**PROMPT**
Go through the material below and count the lines with the string "seismic"; the number is the whole answer.

══ DATA LISTING ══

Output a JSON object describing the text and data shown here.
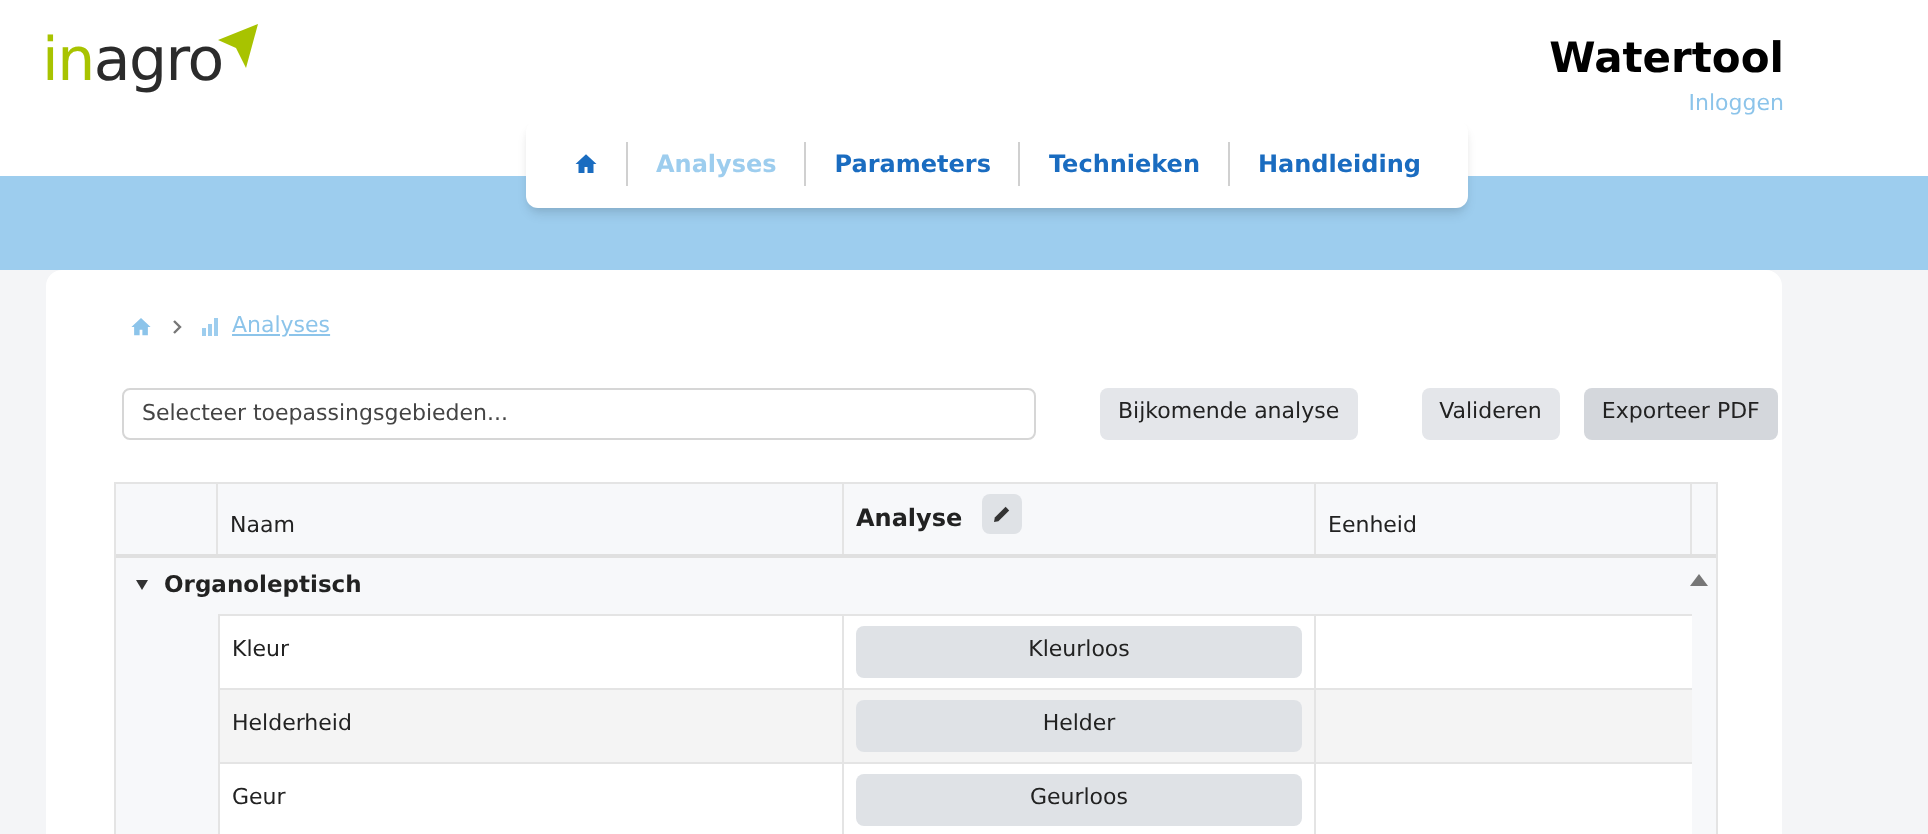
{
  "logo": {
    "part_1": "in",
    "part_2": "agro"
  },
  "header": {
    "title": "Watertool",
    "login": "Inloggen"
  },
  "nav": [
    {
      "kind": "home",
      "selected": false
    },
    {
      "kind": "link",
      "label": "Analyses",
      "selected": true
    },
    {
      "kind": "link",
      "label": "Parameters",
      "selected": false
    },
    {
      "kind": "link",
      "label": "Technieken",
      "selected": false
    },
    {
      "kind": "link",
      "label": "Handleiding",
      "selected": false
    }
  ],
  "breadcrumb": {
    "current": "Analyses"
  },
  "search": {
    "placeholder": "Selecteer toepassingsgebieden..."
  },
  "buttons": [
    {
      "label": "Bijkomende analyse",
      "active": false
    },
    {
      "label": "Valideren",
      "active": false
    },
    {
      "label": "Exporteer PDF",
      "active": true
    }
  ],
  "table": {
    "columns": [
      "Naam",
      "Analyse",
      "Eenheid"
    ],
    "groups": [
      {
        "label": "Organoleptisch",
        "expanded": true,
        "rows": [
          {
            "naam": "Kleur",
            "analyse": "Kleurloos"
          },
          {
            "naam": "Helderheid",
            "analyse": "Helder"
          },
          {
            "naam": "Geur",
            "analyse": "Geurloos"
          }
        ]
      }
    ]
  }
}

═══
══ DATA LISTING ══

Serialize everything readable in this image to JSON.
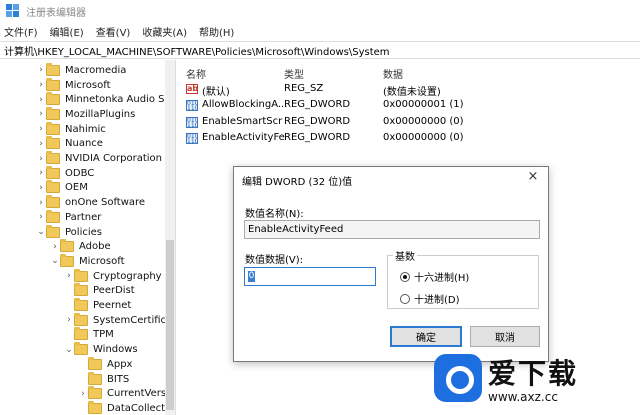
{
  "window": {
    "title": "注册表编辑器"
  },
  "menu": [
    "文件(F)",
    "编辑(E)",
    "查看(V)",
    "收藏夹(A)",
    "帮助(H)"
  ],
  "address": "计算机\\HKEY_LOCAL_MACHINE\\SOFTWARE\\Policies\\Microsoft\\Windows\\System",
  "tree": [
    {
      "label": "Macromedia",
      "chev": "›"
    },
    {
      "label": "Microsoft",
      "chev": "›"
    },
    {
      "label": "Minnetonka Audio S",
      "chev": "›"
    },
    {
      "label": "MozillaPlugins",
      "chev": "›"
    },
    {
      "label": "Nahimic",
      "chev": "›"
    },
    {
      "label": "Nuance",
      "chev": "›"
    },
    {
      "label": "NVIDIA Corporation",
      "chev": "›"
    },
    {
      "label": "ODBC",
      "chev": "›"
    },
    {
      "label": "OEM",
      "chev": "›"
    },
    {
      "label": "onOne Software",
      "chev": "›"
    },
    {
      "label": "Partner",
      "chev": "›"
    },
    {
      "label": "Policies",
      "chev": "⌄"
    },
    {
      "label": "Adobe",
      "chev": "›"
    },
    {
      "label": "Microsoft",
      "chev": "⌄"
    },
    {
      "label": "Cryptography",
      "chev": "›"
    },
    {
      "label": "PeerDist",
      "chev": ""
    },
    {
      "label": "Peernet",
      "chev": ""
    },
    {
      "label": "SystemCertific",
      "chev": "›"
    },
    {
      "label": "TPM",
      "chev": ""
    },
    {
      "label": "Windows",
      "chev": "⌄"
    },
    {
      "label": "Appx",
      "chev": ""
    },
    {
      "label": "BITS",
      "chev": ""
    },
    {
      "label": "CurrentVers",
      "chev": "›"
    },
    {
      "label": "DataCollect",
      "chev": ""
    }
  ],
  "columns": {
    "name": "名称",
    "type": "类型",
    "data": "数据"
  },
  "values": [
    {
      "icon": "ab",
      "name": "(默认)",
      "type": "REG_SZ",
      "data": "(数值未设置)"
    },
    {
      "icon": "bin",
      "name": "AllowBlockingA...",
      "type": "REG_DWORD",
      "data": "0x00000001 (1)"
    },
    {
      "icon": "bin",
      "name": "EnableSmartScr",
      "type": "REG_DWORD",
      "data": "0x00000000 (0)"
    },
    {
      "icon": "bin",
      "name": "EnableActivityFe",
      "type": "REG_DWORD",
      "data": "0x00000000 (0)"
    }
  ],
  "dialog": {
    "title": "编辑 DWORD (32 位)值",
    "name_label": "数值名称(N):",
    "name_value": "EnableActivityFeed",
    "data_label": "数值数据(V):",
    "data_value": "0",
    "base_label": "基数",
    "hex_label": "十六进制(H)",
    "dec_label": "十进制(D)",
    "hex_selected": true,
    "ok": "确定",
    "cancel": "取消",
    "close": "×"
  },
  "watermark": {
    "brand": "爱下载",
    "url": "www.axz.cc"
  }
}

═══
══ DATA LISTING ══

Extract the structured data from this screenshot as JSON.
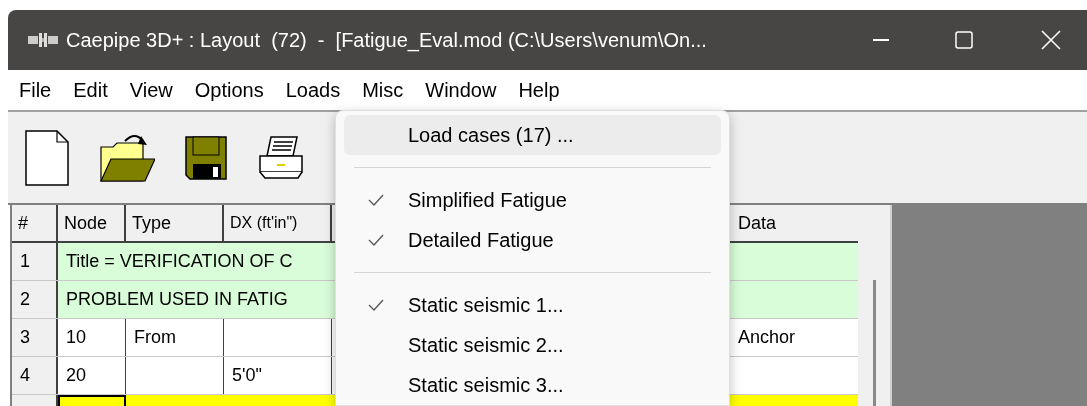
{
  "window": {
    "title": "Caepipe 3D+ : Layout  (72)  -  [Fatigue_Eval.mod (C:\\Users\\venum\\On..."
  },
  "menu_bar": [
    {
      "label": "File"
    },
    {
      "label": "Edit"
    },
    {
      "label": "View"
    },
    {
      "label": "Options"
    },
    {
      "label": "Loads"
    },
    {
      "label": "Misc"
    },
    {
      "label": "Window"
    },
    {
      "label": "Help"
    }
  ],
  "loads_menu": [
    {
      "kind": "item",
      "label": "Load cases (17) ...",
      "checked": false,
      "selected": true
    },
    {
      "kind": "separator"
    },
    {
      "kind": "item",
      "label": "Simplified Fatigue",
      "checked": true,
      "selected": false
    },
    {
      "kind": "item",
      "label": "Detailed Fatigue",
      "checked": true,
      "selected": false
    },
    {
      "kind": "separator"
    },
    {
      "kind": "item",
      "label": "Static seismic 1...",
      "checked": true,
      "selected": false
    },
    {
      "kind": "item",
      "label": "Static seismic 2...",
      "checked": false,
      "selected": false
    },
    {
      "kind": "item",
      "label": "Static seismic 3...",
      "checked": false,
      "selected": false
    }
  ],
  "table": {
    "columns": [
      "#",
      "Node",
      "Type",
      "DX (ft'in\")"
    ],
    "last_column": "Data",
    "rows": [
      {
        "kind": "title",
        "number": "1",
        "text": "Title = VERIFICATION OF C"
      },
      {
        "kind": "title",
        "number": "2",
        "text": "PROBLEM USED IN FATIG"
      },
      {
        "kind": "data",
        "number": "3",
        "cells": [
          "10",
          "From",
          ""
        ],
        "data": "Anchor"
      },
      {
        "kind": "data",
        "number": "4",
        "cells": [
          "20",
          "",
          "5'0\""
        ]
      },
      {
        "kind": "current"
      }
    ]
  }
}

═══

**EXERCISE RESPONSE**
3